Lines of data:
————————
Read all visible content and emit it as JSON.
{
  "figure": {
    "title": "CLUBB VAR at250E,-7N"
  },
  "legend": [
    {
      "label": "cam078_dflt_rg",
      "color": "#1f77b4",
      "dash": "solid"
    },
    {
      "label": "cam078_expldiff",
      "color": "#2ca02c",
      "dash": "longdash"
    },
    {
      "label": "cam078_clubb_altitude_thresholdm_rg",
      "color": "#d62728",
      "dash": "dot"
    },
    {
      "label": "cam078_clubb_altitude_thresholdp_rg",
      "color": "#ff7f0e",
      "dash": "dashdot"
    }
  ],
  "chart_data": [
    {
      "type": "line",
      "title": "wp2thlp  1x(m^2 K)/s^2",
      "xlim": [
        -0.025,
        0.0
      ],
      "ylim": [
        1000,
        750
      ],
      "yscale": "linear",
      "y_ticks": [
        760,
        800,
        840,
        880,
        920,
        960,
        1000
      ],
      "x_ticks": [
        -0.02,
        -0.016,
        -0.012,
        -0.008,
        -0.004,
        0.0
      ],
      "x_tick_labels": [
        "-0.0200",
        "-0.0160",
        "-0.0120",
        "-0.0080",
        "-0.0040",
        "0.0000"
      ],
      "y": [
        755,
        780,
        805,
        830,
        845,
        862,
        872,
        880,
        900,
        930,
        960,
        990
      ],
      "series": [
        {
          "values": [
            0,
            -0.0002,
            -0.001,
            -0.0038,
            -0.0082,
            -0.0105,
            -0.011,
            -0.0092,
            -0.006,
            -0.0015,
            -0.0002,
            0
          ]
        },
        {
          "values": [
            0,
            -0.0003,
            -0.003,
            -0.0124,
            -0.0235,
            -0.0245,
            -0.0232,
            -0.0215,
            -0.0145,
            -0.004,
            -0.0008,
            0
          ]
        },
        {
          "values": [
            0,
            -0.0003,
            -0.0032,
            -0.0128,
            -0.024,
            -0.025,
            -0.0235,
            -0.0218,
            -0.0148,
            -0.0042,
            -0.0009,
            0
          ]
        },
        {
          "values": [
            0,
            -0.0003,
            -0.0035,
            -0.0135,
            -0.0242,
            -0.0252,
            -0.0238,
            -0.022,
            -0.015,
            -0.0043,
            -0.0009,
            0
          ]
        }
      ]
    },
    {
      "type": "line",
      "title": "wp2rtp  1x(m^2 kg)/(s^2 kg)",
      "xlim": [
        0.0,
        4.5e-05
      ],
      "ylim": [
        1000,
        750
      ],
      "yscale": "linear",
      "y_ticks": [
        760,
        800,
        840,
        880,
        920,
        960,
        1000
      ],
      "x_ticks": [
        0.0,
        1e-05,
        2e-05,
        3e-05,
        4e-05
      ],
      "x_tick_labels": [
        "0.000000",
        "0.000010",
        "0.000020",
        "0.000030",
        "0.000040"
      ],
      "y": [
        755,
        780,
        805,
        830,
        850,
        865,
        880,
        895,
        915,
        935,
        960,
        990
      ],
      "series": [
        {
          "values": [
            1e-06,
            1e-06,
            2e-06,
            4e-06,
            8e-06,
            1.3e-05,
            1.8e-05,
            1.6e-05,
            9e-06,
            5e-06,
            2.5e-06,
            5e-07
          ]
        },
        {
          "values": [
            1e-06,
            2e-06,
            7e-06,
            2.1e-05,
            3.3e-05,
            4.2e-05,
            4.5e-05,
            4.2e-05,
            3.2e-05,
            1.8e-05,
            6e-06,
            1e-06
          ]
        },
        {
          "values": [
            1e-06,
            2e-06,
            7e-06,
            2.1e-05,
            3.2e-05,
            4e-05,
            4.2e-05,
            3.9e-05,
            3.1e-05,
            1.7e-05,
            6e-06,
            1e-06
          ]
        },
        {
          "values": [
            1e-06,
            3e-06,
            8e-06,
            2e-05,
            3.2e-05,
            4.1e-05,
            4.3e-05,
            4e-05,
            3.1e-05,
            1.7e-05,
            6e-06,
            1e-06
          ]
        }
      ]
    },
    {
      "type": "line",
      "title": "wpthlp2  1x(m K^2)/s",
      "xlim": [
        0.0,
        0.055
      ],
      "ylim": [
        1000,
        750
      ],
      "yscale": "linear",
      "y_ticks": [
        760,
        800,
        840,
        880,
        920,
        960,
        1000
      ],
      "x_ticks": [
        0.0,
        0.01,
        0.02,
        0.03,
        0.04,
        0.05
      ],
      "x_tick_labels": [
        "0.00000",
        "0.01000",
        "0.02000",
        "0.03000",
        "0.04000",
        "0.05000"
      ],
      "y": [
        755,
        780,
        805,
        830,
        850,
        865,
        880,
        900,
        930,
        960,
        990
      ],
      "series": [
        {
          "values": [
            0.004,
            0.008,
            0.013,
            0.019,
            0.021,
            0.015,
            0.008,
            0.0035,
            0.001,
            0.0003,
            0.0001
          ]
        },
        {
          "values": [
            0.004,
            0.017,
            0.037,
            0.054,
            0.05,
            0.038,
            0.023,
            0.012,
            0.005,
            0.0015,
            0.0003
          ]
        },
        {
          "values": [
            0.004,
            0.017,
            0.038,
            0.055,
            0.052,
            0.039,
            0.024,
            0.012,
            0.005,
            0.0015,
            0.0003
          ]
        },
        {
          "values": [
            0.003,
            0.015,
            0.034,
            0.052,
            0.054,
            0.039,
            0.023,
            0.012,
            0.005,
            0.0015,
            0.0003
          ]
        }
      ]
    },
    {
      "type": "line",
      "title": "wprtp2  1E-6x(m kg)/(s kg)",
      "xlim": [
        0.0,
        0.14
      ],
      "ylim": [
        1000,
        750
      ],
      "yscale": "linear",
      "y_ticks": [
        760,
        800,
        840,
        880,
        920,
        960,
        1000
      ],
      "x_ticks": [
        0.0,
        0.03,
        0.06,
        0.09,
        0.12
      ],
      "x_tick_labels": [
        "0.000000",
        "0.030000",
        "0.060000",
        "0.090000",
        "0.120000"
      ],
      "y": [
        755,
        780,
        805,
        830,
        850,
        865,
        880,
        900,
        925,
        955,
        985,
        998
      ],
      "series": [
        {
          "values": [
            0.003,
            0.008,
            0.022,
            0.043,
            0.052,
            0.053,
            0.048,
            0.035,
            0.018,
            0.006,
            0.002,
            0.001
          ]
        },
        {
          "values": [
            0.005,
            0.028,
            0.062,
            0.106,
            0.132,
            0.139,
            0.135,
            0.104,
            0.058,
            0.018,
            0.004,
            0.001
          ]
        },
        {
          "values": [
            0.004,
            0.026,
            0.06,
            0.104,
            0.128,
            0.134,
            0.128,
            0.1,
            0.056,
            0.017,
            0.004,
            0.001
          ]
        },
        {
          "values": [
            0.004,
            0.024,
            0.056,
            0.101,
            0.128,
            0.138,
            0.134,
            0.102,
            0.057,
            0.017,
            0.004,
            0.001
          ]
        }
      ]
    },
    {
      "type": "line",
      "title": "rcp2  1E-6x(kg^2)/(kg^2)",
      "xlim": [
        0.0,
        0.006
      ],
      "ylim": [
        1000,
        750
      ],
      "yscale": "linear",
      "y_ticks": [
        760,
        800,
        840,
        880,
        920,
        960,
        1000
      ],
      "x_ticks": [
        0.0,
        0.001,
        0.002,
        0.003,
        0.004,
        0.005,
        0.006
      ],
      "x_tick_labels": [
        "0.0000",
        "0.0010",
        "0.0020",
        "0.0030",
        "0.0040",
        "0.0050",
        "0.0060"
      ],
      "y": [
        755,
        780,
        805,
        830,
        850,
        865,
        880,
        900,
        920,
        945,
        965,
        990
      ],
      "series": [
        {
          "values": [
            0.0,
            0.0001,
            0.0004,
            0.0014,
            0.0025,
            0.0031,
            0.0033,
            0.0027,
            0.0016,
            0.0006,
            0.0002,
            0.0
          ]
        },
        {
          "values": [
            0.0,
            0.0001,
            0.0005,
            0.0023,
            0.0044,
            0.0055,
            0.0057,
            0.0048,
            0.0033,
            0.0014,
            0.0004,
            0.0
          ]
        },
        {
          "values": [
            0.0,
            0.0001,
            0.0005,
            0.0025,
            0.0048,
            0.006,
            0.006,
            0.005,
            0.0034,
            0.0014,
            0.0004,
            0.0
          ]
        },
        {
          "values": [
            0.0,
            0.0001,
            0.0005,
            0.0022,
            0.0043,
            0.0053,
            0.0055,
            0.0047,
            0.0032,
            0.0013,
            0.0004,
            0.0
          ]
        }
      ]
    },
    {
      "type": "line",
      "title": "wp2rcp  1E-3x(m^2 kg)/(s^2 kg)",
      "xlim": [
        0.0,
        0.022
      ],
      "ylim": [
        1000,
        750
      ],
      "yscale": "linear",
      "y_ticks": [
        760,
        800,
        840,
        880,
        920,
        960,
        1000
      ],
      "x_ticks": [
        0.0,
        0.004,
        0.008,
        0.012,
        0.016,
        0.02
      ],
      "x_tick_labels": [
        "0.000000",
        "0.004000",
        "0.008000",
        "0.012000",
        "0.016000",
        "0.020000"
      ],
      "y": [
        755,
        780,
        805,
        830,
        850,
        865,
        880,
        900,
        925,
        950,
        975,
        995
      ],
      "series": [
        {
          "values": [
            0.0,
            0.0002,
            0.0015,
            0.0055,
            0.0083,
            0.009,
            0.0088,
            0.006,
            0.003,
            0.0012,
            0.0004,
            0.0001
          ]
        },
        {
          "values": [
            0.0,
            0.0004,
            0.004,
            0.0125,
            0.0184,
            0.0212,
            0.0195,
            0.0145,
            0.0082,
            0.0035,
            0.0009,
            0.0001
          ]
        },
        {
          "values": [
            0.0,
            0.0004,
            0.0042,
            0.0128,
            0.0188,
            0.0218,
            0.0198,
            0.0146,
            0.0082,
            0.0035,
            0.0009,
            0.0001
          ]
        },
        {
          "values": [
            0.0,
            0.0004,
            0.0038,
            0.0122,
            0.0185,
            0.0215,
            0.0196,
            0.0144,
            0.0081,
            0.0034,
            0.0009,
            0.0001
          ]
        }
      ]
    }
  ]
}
————————
■ **Set task**
Return from the data every line that holds "dash".

■ **Answer to this exercise**
      "dash": "solid"
      "dash": "longdash"
      "dash": "dot"
      "dash": "dashdot"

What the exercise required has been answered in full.